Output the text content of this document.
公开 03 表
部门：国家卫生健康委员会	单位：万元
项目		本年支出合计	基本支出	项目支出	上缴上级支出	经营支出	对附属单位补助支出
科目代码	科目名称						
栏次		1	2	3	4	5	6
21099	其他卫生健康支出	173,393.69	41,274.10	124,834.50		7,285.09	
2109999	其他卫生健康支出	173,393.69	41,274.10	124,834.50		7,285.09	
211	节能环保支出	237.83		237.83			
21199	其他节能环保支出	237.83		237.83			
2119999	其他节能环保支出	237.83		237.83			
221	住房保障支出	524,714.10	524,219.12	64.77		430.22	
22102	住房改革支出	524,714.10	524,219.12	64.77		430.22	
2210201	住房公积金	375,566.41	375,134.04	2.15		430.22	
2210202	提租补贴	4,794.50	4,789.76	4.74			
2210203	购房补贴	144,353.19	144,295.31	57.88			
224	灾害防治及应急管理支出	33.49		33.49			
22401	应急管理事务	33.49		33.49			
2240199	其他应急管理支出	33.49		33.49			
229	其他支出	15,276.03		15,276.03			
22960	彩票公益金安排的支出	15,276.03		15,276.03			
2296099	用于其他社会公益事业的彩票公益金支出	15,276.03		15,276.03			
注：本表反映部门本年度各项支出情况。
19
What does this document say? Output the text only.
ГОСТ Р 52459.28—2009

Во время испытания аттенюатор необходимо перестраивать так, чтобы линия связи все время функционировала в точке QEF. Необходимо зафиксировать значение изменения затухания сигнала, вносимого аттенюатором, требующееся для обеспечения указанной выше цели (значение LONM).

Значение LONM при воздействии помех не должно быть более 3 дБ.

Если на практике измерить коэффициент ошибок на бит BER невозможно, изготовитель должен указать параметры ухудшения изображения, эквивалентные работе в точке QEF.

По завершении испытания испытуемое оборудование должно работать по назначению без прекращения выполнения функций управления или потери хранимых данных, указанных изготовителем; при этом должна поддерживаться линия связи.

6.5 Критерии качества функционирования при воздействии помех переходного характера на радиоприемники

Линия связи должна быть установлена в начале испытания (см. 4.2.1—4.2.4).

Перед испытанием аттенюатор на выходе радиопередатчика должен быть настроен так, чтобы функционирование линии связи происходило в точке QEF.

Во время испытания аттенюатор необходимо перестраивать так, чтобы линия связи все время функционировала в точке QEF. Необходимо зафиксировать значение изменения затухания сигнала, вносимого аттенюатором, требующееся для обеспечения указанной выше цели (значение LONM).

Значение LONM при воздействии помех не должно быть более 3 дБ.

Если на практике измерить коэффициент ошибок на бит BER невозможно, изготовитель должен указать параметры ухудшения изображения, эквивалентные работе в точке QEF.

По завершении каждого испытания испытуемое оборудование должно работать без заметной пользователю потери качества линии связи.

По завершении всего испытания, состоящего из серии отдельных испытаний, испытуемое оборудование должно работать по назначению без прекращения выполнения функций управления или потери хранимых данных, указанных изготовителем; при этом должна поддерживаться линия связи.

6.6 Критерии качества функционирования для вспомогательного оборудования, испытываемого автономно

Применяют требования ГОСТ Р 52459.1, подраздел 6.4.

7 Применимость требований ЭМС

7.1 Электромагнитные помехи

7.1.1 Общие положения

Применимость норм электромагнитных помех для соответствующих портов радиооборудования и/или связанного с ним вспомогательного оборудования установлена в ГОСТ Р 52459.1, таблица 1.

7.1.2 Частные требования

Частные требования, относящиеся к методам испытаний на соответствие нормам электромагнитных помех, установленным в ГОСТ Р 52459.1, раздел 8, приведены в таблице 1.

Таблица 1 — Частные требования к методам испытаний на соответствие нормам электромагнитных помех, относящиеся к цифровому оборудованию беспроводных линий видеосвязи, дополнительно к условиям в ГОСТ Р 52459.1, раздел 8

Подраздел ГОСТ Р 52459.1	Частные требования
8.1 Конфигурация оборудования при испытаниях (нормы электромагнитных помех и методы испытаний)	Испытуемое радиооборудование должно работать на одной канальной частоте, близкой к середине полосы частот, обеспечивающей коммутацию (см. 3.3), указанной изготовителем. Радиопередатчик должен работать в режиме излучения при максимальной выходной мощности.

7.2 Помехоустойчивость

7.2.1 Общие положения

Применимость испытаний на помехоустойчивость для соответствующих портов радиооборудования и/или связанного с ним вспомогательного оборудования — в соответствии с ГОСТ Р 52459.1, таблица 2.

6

▬▬▬

- OBJECTIVE -
Each record above must be given again exactly.

- FULL ANSWER -
Output the text content of this document.
公开 03 表
部门：国家卫生健康委员会	单位：万元
项目		本年支出合计	基本支出	项目支出	上缴上级支出	经营支出	对附属单位补助支出
科目代码	科目名称						
栏次		1	2	3	4	5	6
21099	其他卫生健康支出	173,393.69	41,274.10	124,834.50		7,285.09	
2109999	其他卫生健康支出	173,393.69	41,274.10	124,834.50		7,285.09	
211	节能环保支出	237.83		237.83			
21199	其他节能环保支出	237.83		237.83			
2119999	其他节能环保支出	237.83		237.83			
221	住房保障支出	524,714.10	524,219.12	64.77		430.22	
22102	住房改革支出	524,714.10	524,219.12	64.77		430.22	
2210201	住房公积金	375,566.41	375,134.04	2.15		430.22	
2210202	提租补贴	4,794.50	4,789.76	4.74			
2210203	购房补贴	144,353.19	144,295.31	57.88			
224	灾害防治及应急管理支出	33.49		33.49			
22401	应急管理事务	33.49		33.49			
2240199	其他应急管理支出	33.49		33.49			
229	其他支出	15,276.03		15,276.03			
22960	彩票公益金安排的支出	15,276.03		15,276.03			
2296099	用于其他社会公益事业的彩票公益金支出	15,276.03		15,276.03			
注：本表反映部门本年度各项支出情况。
19
What does this document say? Output the text only.
ГОСТ Р 52459.28—2009

Во время испытания аттенюатор необходимо перестраивать так, чтобы линия связи все время функционировала в точке QEF. Необходимо зафиксировать значение изменения затухания сигнала, вносимого аттенюатором, требующееся для обеспечения указанной выше цели (значение LONM).

Значение LONM при воздействии помех не должно быть более 3 дБ.

Если на практике измерить коэффициент ошибок на бит BER невозможно, изготовитель должен указать параметры ухудшения изображения, эквивалентные работе в точке QEF.

По завершении испытания испытуемое оборудование должно работать по назначению без прекращения выполнения функций управления или потери хранимых данных, указанных изготовителем; при этом должна поддерживаться линия связи.

6.5 Критерии качества функционирования при воздействии помех переходного характера на радиоприемники

Линия связи должна быть установлена в начале испытания (см. 4.2.1—4.2.4).

Перед испытанием аттенюатор на выходе радиопередатчика должен быть настроен так, чтобы функционирование линии связи происходило в точке QEF.

Во время испытания аттенюатор необходимо перестраивать так, чтобы линия связи все время функционировала в точке QEF. Необходимо зафиксировать значение изменения затухания сигнала, вносимого аттенюатором, требующееся для обеспечения указанной выше цели (значение LONM).

Значение LONM при воздействии помех не должно быть более 3 дБ.

Если на практике измерить коэффициент ошибок на бит BER невозможно, изготовитель должен указать параметры ухудшения изображения, эквивалентные работе в точке QEF.

По завершении каждого испытания испытуемое оборудование должно работать без заметной пользователю потери качества линии связи.

По завершении всего испытания, состоящего из серии отдельных испытаний, испытуемое оборудование должно работать по назначению без прекращения выполнения функций управления или потери хранимых данных, указанных изготовителем; при этом должна поддерживаться линия связи.

6.6 Критерии качества функционирования для вспомогательного оборудования, испытываемого автономно

Применяют требования ГОСТ Р 52459.1, подраздел 6.4.

7 Применимость требований ЭМС

7.1 Электромагнитные помехи

7.1.1 Общие положения

Применимость норм электромагнитных помех для соответствующих портов радиооборудования и/или связанного с ним вспомогательного оборудования установлена в ГОСТ Р 52459.1, таблица 1.

7.1.2 Частные требования

Частные требования, относящиеся к методам испытаний на соответствие нормам электромагнитных помех, установленным в ГОСТ Р 52459.1, раздел 8, приведены в таблице 1.

Таблица 1 — Частные требования к методам испытаний на соответствие нормам электромагнитных помех, относящиеся к цифровому оборудованию беспроводных линий видеосвязи, дополнительно к условиям в ГОСТ Р 52459.1, раздел 8

Подраздел ГОСТ Р 52459.1	Частные требования
8.1 Конфигурация оборудования при испытаниях (нормы электромагнитных помех и методы испытаний)	Испытуемое радиооборудование должно работать на одной канальной частоте, близкой к середине полосы частот, обеспечивающей коммутацию (см. 3.3), указанной изготовителем. Радиопередатчик должен работать в режиме излучения при максимальной выходной мощности.

7.2 Помехоустойчивость

7.2.1 Общие положения

Применимость испытаний на помехоустойчивость для соответствующих портов радиооборудования и/или связанного с ним вспомогательного оборудования — в соответствии с ГОСТ Р 52459.1, таблица 2.

6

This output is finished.